*** Information given

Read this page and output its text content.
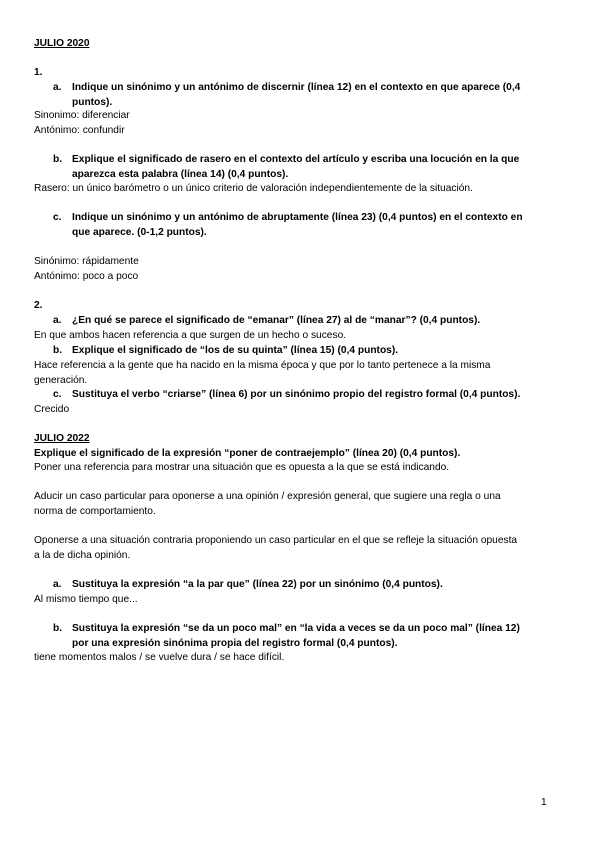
JULIO 2020
1.
a. Indique un sinónimo y un antónimo de discernir (línea 12) en el contexto en que aparece (0,4
puntos).
Sinonimo: diferenciar
Antónimo: confundir
b. Explique el significado de rasero en el contexto del artículo y escriba una locución en la que
aparezca esta palabra (línea 14) (0,4 puntos).
Rasero: un único barómetro o un único criterio de valoración independientemente de la situación.
c. Indique un sinónimo y un antónimo de abruptamente (línea 23) (0,4 puntos) en el contexto en
que aparece. (0-1,2 puntos).
Sinónimo: rápidamente
Antónimo: poco a poco
2.
a. ¿En qué se parece el significado de “emanar” (línea 27) al de “manar”? (0,4 puntos).
En que ambos hacen referencia a que surgen de un hecho o suceso.
b. Explique el significado de “los de su quinta” (línea 15) (0,4 puntos).
Hace referencia a la gente que ha nacido en la misma época y que por lo tanto pertenece a la misma
generación.
c. Sustituya el verbo “criarse” (línea 6) por un sinónimo propio del registro formal (0,4 puntos).
Crecido
JULIO 2022
Explique el significado de la expresión “poner de contraejemplo” (línea 20) (0,4 puntos).
Poner una referencia para mostrar una situación que es opuesta a la que se está indicando.
Aducir un caso particular para oponerse a una opinión / expresión general, que sugiere una regla o una
norma de comportamiento.
Oponerse a una situación contraria proponiendo un caso particular en el que se refleje la situación opuesta
a la de dicha opinión.
a. Sustituya la expresión “a la par que” (línea 22) por un sinónimo (0,4 puntos).
Al mismo tiempo que...
b. Sustituya la expresión “se da un poco mal” en “la vida a veces se da un poco mal” (línea 12)
por una expresión sinónima propia del registro formal (0,4 puntos).
tiene momentos malos / se vuelve dura / se hace difícil.
1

******

> _Do this_
Copy out the lines in which the string "para" appears.

> _Expected answer_
Poner una referencia para mostrar una situación que es opuesta a la que se está indicando.
Aducir un caso particular para oponerse a una opinión / expresión general, que sugiere una regla o una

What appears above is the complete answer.